--- start Source data ---

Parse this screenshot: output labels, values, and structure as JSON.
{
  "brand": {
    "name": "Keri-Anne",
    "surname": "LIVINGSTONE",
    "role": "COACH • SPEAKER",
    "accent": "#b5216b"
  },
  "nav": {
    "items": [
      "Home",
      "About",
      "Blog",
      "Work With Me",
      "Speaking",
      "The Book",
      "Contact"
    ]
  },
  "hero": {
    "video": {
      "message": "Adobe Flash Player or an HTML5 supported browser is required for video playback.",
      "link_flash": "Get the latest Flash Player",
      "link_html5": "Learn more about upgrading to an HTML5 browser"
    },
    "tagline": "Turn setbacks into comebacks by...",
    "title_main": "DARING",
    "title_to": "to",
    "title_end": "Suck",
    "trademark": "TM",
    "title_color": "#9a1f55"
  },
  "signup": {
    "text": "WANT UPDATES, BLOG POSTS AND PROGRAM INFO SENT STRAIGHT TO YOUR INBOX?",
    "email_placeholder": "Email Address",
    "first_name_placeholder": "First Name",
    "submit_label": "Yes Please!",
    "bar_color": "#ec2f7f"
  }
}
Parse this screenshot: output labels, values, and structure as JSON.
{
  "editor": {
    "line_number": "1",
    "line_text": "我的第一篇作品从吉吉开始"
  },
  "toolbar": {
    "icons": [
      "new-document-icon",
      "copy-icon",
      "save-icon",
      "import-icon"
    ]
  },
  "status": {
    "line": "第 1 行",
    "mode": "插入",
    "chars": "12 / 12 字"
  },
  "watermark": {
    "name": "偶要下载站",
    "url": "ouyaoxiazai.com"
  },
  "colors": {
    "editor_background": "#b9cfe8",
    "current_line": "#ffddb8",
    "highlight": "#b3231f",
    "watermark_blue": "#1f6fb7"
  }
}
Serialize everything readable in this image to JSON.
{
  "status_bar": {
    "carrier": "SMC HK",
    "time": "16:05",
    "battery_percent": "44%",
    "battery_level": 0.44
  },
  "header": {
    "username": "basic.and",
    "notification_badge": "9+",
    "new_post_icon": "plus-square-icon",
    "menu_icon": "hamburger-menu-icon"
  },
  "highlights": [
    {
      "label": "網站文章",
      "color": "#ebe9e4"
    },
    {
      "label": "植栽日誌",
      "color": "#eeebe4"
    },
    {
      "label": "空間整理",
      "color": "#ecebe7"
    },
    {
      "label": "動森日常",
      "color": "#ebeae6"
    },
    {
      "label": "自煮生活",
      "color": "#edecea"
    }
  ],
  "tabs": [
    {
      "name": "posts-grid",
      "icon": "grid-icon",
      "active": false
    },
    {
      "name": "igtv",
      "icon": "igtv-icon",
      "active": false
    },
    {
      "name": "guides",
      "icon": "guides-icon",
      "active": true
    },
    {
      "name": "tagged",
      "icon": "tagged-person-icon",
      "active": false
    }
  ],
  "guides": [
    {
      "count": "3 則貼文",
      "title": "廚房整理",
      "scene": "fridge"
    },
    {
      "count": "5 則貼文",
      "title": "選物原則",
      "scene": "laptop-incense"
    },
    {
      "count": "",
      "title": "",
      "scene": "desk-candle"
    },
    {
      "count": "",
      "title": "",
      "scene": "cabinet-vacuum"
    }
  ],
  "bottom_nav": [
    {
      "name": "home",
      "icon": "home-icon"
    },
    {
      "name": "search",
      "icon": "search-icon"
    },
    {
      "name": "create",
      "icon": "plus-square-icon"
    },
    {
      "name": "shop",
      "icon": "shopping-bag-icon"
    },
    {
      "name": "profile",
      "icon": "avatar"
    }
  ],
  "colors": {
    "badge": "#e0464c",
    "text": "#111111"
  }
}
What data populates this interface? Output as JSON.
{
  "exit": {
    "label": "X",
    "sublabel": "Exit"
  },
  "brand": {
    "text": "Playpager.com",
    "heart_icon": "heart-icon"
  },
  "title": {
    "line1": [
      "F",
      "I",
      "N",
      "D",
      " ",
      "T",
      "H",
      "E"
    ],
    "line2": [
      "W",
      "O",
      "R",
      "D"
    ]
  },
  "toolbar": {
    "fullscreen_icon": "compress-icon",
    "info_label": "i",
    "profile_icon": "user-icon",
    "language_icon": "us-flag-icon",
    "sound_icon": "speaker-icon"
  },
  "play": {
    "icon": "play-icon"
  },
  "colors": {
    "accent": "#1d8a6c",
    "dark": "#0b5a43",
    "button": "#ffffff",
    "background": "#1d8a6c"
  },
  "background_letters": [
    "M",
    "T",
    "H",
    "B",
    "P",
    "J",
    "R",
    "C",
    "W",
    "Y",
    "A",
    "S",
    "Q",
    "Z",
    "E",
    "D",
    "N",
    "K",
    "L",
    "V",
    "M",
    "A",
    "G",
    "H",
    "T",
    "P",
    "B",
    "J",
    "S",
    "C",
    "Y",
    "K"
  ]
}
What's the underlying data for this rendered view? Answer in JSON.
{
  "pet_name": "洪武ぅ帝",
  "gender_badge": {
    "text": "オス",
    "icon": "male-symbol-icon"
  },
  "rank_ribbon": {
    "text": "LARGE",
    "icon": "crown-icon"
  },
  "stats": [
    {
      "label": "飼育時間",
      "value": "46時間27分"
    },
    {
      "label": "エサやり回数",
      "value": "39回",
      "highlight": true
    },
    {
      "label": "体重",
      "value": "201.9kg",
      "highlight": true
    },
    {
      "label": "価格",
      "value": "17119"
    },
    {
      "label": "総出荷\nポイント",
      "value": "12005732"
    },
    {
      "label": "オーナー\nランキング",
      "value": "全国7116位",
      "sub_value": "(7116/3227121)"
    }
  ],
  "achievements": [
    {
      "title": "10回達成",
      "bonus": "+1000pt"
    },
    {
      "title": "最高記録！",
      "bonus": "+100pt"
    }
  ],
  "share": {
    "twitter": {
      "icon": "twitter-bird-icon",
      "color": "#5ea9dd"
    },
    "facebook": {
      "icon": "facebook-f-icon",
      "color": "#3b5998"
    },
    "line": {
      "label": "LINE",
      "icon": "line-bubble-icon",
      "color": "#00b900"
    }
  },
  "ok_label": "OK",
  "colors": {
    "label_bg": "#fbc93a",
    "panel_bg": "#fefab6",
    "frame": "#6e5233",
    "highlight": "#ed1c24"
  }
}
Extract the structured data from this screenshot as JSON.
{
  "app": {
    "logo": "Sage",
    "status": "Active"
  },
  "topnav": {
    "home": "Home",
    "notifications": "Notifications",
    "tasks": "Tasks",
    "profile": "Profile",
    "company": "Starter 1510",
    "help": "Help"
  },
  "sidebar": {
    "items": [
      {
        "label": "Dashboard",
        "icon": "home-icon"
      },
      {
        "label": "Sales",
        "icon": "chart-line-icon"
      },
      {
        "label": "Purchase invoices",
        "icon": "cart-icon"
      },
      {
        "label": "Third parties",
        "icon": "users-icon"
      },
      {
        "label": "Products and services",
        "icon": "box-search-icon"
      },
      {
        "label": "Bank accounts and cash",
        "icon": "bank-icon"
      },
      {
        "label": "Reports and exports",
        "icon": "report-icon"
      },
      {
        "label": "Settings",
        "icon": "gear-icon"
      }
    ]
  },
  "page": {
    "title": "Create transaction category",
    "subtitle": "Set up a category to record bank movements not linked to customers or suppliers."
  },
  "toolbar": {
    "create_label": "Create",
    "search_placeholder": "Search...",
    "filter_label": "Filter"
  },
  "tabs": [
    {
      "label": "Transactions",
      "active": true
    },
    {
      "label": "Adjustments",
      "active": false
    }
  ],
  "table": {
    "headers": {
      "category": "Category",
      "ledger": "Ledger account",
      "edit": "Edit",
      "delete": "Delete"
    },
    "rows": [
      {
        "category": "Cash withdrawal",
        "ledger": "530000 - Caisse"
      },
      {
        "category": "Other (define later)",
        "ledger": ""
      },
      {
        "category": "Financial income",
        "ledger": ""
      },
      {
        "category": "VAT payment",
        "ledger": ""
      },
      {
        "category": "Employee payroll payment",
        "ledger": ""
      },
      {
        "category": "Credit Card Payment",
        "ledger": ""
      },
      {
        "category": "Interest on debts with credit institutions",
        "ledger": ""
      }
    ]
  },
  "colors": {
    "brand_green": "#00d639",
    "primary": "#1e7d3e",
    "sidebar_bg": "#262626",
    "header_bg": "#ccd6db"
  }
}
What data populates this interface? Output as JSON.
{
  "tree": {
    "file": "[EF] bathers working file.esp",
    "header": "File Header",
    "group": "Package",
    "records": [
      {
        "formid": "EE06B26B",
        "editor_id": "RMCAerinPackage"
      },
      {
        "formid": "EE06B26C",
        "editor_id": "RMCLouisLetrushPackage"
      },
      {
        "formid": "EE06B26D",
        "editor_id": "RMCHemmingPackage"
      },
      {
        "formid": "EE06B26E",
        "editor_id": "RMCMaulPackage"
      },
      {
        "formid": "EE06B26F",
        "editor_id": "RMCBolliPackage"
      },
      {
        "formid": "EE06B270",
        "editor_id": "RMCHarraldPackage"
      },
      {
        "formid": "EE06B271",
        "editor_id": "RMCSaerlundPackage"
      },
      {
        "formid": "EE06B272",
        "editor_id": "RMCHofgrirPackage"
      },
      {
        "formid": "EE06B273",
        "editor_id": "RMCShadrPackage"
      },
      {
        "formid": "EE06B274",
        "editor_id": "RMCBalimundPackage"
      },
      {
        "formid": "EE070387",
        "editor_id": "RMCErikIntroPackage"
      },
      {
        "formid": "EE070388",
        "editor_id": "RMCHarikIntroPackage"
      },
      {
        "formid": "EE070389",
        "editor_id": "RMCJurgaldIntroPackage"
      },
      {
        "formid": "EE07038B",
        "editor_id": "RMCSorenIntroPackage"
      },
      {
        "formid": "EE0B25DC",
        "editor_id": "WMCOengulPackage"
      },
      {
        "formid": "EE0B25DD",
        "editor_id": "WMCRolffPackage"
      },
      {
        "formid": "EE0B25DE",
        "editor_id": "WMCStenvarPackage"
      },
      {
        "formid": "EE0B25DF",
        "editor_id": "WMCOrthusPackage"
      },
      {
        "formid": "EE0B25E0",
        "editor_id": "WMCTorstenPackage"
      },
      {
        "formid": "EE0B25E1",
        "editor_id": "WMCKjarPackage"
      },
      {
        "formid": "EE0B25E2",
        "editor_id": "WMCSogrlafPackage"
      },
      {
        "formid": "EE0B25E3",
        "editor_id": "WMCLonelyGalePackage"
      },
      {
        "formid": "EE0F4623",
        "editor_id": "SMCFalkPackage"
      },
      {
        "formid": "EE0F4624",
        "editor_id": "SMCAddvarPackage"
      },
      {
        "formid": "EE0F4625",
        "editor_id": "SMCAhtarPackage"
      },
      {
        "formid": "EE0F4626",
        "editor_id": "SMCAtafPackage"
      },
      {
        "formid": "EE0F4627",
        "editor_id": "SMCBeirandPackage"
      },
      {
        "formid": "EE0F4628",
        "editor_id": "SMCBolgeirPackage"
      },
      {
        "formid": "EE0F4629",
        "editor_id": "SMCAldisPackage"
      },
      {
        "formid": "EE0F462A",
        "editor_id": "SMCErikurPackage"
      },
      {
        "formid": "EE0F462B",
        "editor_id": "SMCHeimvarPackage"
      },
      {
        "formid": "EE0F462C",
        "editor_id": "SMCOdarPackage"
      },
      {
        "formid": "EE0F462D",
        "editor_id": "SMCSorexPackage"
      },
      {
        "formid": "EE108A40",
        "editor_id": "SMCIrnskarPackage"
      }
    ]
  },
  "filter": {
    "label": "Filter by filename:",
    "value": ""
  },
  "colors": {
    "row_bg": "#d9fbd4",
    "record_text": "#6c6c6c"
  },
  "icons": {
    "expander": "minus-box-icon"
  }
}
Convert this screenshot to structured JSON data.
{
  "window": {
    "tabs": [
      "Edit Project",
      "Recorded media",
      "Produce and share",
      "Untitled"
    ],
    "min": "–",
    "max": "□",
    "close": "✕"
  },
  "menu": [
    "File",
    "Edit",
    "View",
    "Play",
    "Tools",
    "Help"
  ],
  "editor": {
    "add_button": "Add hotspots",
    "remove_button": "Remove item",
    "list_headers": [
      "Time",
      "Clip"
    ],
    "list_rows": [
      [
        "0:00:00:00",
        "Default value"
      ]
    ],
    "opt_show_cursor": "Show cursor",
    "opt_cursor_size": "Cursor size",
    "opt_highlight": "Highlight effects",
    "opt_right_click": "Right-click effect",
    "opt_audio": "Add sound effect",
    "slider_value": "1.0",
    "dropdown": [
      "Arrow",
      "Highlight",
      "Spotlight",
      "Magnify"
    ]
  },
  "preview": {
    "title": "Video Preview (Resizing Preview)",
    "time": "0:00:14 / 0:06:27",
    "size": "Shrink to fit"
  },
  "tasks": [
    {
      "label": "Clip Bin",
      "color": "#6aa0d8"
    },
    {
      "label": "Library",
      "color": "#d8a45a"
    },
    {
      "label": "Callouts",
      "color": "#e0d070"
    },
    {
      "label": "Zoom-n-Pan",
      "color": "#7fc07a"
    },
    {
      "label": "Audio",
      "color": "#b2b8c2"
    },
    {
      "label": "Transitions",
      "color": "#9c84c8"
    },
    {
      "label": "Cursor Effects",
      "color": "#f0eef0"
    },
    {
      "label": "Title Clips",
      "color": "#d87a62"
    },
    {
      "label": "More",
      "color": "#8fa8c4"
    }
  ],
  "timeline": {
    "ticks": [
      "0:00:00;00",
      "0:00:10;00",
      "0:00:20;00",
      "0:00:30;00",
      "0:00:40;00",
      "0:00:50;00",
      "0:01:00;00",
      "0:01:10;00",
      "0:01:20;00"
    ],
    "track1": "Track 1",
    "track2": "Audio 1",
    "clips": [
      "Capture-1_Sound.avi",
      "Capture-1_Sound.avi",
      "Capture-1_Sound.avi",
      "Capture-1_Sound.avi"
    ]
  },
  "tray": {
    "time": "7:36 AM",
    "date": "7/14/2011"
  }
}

--- end Source data ---

Aim
Go through the records. Copy each line where "plus" appears.

The solution
    "new_post_icon": "plus-square-icon",
      "icon": "plus-square-icon"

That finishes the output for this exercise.